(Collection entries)

▽

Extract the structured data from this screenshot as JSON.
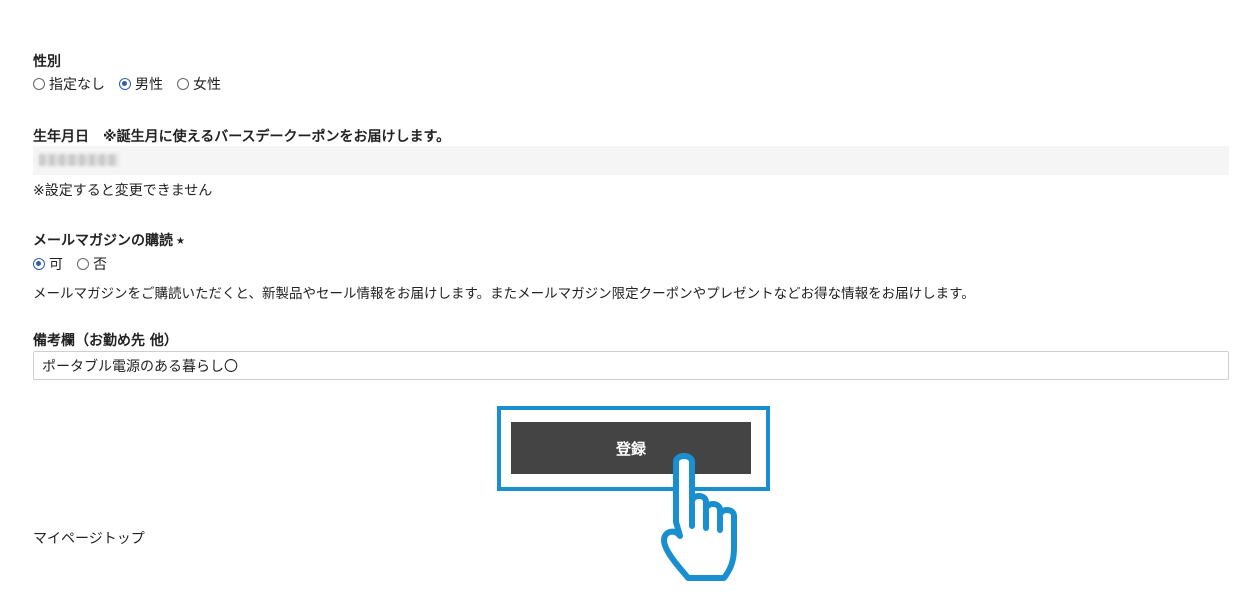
{
  "gender": {
    "label": "性別",
    "options": [
      {
        "label": "指定なし",
        "checked": false
      },
      {
        "label": "男性",
        "checked": true
      },
      {
        "label": "女性",
        "checked": false
      }
    ]
  },
  "birthday": {
    "label": "生年月日　※誕生月に使えるバースデークーポンをお届けします。",
    "note": "※設定すると変更できません"
  },
  "newsletter": {
    "label": "メールマガジンの購読",
    "required_mark": "★",
    "options": [
      {
        "label": "可",
        "checked": true
      },
      {
        "label": "否",
        "checked": false
      }
    ],
    "description": "メールマガジンをご購読いただくと、新製品やセール情報をお届けします。またメールマガジン限定クーポンやプレゼントなどお得な情報をお届けします。"
  },
  "remarks": {
    "label": "備考欄（お勤め先 他）",
    "value": "ポータブル電源のある暮らし〇"
  },
  "submit": {
    "label": "登録"
  },
  "footer": {
    "mypage_link": "マイページトップ"
  },
  "colors": {
    "accent_radio": "#2f5fa8",
    "highlight": "#1a8fd0",
    "button_bg": "#444444"
  },
  "icons": {
    "pointer": "hand-pointer-icon"
  }
}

△

__Set exercise__: Give the count of lines in the data shown above that contain "label", and nothing else.

__Written reply__: 10